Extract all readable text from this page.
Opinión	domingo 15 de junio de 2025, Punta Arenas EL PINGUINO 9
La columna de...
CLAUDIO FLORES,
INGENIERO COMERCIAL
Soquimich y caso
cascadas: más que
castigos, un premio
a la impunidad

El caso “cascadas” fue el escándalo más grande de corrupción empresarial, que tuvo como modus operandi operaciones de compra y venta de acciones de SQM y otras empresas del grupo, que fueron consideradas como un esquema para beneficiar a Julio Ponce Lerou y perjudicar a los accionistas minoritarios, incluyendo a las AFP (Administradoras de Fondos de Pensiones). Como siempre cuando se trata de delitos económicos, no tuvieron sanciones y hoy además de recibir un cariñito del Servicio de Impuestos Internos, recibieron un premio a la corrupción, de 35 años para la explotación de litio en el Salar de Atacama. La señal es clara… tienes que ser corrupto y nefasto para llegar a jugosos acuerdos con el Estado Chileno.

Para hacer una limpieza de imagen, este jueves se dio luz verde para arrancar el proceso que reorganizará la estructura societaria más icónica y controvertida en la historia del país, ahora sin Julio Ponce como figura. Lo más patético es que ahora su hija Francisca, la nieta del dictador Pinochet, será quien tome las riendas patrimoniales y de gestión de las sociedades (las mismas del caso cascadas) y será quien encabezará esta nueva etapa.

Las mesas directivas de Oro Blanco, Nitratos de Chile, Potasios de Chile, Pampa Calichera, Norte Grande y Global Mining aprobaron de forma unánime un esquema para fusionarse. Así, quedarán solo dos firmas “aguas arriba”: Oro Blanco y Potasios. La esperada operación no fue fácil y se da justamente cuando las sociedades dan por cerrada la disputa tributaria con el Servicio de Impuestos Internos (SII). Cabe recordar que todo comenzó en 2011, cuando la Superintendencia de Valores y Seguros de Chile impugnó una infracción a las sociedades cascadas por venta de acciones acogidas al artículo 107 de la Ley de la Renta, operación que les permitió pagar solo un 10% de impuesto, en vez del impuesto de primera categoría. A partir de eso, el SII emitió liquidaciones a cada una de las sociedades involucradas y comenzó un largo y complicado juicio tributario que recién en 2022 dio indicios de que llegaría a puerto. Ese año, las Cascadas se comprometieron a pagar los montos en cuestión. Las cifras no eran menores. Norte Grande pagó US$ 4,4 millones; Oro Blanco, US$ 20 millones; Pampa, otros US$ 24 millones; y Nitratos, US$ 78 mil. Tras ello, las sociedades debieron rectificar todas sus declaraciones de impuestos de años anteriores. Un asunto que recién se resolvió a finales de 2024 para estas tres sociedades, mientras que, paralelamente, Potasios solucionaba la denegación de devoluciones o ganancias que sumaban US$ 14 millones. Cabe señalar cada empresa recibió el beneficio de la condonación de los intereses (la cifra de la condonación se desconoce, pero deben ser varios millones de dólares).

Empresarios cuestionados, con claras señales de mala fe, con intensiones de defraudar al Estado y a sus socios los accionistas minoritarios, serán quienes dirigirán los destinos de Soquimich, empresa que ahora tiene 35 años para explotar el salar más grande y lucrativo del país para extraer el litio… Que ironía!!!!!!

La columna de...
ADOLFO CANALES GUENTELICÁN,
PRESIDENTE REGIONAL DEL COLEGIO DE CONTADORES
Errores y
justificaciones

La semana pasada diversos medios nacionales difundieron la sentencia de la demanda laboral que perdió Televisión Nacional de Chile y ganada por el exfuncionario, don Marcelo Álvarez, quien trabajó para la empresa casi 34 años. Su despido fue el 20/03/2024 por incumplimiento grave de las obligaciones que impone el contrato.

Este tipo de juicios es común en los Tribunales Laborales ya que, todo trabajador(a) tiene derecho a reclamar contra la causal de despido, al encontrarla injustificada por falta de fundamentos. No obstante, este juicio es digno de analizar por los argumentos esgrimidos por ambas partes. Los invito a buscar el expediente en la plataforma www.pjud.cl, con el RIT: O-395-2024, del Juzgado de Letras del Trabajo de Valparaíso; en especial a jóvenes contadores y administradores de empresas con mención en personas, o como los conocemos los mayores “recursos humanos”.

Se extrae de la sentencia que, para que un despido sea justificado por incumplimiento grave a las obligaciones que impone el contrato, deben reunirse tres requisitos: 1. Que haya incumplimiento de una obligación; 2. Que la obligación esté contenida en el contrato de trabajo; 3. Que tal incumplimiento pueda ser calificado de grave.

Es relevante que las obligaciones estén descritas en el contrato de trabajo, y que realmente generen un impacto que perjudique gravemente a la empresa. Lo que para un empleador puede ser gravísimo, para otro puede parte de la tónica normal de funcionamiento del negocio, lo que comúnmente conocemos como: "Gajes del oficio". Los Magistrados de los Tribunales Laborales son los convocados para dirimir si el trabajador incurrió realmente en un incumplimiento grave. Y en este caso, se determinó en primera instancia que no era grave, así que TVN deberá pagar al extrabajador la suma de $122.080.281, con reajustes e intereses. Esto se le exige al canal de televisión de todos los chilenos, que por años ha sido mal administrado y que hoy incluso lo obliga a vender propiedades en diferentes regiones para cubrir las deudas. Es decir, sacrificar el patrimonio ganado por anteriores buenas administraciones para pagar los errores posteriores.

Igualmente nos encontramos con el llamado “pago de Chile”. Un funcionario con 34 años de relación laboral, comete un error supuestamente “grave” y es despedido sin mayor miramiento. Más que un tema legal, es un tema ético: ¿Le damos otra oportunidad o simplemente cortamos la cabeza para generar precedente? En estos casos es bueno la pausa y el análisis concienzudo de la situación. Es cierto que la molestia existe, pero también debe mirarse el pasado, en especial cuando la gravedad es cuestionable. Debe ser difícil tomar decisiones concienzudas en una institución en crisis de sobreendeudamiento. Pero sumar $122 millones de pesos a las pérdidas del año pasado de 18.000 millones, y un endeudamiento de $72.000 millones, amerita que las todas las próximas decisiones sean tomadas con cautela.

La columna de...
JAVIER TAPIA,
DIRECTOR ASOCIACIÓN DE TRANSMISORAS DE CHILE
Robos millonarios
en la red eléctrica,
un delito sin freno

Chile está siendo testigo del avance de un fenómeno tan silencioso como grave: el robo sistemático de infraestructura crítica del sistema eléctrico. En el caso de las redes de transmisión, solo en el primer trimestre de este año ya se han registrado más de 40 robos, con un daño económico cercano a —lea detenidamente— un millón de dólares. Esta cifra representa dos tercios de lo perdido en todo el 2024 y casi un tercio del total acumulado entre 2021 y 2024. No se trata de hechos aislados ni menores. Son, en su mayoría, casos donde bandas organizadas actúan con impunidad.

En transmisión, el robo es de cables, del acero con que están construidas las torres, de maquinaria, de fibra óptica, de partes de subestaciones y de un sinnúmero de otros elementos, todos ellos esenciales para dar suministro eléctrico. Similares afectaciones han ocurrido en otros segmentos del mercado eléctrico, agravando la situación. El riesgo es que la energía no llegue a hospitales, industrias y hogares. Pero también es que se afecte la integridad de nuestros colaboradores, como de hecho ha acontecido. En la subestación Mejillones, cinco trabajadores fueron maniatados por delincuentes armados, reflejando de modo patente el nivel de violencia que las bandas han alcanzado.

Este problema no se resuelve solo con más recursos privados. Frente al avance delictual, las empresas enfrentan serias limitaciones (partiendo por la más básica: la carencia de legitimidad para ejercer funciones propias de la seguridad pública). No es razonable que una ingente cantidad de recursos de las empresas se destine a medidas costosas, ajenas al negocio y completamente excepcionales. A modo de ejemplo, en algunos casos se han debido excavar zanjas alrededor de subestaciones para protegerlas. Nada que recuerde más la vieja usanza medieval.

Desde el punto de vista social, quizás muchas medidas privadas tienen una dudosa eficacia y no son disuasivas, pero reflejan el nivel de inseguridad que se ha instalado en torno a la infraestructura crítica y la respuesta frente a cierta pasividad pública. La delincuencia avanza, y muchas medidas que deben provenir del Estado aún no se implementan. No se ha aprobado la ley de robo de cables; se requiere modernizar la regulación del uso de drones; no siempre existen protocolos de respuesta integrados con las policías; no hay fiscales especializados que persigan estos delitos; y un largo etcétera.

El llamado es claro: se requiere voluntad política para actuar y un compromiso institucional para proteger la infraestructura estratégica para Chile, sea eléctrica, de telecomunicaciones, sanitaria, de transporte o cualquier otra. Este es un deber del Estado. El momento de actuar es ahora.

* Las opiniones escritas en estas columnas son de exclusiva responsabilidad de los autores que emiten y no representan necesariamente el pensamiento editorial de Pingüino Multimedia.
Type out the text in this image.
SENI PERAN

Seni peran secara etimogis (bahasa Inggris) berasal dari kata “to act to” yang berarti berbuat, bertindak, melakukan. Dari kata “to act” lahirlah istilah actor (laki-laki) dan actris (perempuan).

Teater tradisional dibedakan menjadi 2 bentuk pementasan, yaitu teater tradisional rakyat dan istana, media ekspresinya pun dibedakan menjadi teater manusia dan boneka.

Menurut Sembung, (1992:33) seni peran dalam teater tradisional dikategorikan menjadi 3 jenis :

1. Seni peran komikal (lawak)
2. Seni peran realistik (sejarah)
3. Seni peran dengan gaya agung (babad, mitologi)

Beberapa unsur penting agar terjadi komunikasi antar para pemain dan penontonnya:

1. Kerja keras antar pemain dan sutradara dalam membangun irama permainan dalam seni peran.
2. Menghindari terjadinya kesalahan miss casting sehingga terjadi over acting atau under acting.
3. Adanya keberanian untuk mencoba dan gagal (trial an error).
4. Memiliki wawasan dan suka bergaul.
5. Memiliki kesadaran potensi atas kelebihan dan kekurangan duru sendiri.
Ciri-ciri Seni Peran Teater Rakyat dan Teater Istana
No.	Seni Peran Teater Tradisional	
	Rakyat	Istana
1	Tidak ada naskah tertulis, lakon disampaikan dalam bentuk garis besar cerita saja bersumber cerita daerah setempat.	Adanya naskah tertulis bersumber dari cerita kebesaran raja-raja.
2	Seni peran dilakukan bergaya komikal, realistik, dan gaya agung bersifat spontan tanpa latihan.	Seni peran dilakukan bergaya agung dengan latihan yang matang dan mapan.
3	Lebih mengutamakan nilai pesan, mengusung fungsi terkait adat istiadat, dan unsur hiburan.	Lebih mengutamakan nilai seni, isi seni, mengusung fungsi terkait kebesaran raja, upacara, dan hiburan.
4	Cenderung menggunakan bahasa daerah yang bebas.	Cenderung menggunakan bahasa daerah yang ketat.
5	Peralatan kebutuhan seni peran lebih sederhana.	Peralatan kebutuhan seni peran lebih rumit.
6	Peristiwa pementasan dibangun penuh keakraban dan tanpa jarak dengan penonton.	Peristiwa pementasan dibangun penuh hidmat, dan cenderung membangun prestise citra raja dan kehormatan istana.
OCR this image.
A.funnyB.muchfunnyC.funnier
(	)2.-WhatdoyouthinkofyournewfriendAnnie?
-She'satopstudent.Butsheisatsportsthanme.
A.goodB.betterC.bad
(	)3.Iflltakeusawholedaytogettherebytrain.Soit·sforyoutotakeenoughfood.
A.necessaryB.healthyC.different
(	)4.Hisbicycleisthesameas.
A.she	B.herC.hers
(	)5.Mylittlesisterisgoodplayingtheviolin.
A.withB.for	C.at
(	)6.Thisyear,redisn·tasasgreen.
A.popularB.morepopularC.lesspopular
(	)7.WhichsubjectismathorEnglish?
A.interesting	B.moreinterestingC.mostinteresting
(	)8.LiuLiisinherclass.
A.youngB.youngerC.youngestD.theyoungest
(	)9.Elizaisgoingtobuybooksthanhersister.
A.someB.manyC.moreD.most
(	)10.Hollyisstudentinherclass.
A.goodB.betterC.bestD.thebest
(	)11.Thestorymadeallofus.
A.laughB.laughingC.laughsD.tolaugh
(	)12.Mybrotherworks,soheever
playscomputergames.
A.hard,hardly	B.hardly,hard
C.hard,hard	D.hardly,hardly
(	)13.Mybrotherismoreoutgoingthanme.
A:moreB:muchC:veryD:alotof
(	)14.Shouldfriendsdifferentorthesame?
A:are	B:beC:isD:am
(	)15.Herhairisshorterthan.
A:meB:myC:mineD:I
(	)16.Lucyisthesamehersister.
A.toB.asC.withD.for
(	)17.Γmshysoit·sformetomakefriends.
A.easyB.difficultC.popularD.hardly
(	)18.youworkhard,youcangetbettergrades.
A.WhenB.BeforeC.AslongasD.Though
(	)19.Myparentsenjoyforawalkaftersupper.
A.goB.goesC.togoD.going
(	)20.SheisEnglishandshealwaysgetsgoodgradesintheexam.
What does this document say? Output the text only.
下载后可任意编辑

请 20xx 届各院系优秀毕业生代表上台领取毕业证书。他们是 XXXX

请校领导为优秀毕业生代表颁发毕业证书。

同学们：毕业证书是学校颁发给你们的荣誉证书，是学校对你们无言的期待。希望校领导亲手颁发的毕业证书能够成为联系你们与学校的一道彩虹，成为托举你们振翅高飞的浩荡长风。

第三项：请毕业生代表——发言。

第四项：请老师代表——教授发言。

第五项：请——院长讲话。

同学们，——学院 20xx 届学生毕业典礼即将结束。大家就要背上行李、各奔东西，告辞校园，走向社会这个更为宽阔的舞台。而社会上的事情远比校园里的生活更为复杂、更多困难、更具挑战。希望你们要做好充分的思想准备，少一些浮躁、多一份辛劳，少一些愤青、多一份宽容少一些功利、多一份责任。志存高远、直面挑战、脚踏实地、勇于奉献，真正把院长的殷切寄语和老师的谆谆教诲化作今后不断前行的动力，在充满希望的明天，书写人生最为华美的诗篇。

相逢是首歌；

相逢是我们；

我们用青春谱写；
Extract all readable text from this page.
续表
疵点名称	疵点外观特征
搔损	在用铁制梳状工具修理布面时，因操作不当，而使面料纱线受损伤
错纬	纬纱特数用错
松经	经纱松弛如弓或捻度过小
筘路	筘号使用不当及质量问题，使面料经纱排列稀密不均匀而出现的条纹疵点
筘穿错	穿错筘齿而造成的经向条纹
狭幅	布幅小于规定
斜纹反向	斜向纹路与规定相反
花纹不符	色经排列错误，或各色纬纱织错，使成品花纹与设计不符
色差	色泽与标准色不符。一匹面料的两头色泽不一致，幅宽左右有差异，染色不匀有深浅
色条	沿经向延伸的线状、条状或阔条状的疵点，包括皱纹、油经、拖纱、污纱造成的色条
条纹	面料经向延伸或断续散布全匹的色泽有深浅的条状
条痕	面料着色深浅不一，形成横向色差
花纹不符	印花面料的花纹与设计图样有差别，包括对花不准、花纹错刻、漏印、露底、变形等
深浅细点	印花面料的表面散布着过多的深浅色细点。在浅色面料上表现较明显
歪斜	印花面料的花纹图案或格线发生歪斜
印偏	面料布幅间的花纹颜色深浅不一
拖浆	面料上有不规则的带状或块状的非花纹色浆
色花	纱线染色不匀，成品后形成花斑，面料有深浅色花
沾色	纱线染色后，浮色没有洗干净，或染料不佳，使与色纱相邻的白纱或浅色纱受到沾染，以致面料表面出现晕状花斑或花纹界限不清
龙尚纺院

========================

■ **Exercise aim**:
For the listing above, identify each line bearing "realistik".

■ **Solution below**:
2. Seni peran realistik (sejarah)
2	Seni peran dilakukan bergaya komikal, realistik, dan gaya agung bersifat spontan tanpa latihan.	Seni peran dilakukan bergaya agung dengan latihan yang matang dan mapan.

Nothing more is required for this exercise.